>> Start PROVIDED DATA

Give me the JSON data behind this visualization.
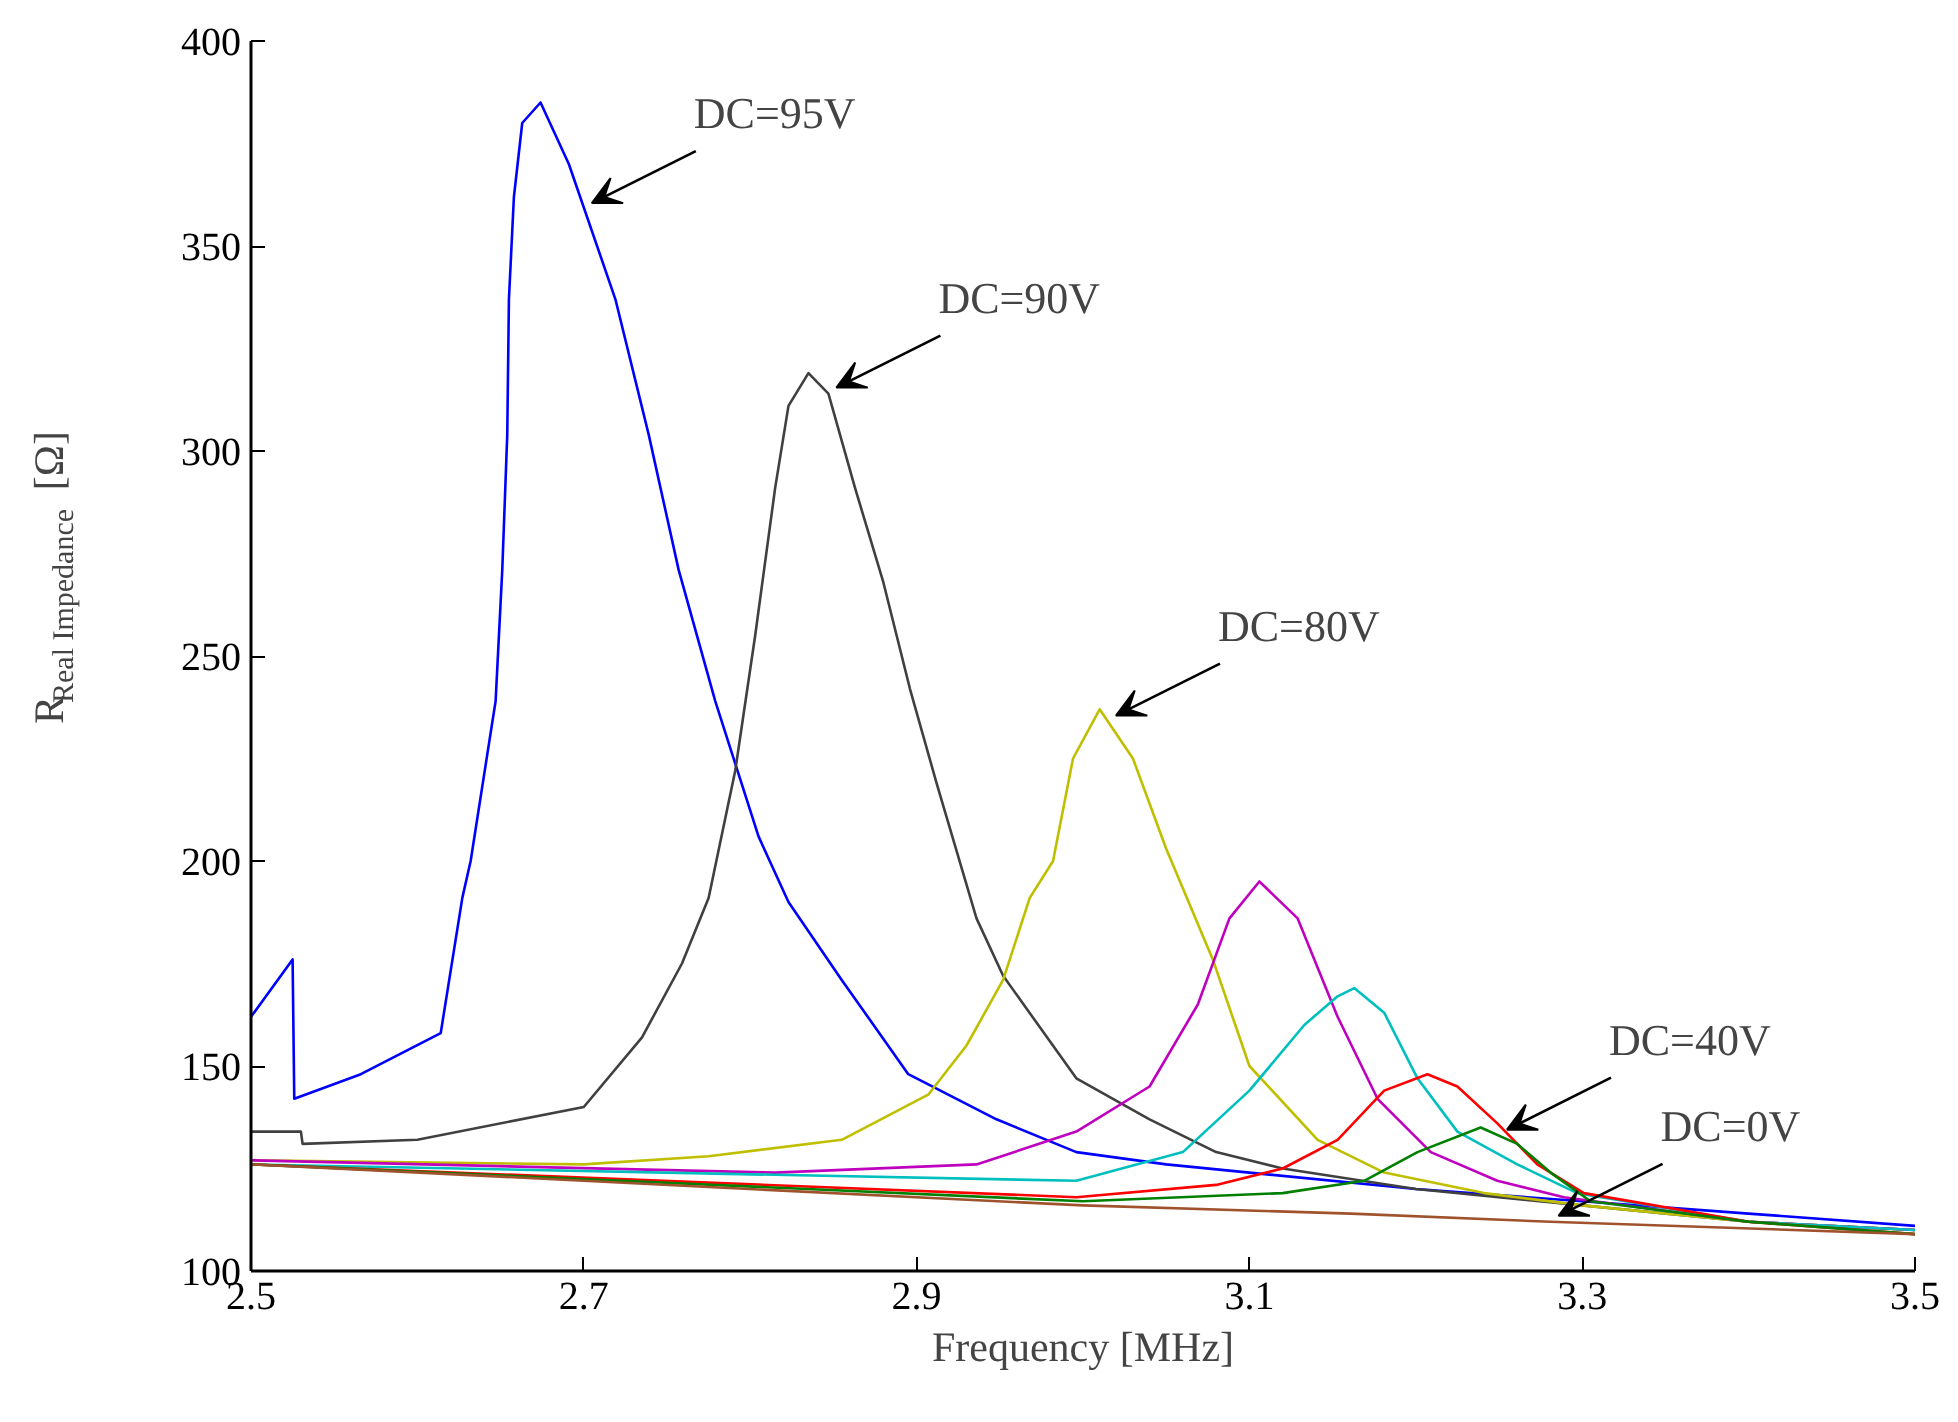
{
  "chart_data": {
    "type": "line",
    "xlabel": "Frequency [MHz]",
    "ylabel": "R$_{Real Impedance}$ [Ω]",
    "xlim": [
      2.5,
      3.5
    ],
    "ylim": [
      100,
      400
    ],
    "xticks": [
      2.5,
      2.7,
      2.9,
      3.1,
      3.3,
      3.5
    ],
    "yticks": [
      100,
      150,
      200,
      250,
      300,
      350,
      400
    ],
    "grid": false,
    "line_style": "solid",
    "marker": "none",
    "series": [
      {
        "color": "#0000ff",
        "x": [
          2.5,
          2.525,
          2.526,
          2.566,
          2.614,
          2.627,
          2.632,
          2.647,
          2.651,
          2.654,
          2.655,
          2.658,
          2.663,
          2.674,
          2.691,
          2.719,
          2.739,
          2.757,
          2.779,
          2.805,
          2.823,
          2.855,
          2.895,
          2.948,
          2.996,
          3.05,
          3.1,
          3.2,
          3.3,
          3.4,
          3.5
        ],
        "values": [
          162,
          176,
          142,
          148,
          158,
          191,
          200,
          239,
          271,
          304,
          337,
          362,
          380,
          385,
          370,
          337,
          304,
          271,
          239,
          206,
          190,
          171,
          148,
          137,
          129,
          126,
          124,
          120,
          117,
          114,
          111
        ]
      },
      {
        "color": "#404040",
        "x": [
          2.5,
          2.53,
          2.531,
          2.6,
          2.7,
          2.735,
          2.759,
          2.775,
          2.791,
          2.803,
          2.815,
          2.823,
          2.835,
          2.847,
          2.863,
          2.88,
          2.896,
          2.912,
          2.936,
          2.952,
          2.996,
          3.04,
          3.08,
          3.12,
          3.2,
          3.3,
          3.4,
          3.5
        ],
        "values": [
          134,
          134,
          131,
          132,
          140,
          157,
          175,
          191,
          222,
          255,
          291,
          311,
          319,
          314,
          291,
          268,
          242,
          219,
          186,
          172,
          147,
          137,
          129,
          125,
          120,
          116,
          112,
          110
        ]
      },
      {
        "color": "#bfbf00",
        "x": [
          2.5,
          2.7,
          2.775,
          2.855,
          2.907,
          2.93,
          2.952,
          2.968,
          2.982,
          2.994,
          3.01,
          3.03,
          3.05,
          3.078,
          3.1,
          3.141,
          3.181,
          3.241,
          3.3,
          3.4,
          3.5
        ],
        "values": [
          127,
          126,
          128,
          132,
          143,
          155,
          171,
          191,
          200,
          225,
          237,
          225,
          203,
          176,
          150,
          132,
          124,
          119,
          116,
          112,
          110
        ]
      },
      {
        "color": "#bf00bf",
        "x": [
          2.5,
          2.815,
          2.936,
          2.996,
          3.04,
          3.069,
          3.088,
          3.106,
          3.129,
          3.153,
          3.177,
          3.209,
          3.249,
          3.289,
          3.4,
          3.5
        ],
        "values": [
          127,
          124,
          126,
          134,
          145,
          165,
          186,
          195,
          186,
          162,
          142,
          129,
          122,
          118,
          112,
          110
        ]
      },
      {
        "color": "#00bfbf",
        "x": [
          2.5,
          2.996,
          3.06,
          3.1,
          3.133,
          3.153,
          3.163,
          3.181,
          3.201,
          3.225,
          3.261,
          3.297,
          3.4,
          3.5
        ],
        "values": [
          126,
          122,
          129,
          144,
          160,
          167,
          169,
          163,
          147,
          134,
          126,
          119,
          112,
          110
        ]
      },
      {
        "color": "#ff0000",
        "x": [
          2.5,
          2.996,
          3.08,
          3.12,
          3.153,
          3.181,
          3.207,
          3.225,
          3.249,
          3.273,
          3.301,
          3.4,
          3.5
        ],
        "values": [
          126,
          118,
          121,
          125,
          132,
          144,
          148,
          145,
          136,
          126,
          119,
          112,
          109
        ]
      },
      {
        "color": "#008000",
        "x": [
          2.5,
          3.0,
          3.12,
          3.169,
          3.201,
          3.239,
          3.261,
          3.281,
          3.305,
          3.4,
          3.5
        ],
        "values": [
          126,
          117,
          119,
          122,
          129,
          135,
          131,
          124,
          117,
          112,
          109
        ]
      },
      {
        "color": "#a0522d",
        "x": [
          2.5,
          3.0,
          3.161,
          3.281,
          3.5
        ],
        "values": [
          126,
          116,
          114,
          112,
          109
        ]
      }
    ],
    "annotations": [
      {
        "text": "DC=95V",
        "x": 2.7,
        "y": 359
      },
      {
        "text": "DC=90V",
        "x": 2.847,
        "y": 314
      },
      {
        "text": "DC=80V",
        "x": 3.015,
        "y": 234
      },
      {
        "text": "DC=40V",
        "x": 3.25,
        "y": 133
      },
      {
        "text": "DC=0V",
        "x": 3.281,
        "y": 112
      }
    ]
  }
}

>> End PROVIDED DATA
>> Start PROVIDED DATA

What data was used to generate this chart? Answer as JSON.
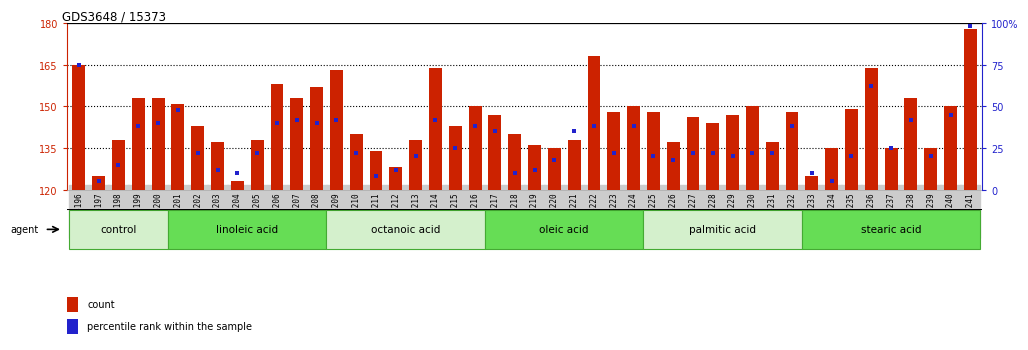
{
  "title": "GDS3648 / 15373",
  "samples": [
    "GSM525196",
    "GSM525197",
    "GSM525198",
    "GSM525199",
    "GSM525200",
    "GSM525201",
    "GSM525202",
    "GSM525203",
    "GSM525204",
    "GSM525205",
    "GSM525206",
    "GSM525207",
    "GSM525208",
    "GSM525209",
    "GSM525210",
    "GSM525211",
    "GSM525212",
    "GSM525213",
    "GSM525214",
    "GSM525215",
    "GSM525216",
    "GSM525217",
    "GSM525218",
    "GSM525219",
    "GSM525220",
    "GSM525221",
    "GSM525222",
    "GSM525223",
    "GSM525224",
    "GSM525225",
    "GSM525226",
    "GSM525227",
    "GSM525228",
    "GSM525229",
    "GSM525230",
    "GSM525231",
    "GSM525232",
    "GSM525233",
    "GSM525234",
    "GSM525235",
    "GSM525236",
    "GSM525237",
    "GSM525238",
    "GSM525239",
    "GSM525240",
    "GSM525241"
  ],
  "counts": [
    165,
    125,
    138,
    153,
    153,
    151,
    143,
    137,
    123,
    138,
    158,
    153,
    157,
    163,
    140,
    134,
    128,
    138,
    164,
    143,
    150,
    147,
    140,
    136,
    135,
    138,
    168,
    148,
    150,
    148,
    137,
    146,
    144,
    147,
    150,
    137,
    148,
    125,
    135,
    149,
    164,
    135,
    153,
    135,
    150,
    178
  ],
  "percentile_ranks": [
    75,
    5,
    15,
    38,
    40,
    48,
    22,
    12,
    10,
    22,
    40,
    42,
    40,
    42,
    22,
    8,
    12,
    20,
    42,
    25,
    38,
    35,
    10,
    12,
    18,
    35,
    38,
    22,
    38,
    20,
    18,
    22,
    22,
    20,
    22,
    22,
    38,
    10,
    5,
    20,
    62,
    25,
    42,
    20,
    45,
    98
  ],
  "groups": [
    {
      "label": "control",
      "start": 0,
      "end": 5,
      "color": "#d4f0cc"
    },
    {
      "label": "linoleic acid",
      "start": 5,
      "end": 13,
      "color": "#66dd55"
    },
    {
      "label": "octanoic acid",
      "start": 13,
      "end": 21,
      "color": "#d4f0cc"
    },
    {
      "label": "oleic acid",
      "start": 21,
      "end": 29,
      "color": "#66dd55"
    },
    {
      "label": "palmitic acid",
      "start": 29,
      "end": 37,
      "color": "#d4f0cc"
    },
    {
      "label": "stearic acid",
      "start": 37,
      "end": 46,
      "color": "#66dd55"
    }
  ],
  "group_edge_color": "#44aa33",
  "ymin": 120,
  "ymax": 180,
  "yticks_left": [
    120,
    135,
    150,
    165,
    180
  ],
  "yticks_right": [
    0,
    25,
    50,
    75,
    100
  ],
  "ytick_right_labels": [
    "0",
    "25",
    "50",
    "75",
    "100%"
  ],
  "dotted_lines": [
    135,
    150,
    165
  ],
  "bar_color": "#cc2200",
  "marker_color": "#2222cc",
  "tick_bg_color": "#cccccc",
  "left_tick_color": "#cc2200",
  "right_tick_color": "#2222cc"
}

>> End PROVIDED DATA

> WRITTEN PROBLEM
Display every line of the listing that contains the string "acid".

> FULL ANSWER
      "label": "linoleic acid",
      "label": "octanoic acid",
      "label": "oleic acid",
      "label": "palmitic acid",
      "label": "stearic acid",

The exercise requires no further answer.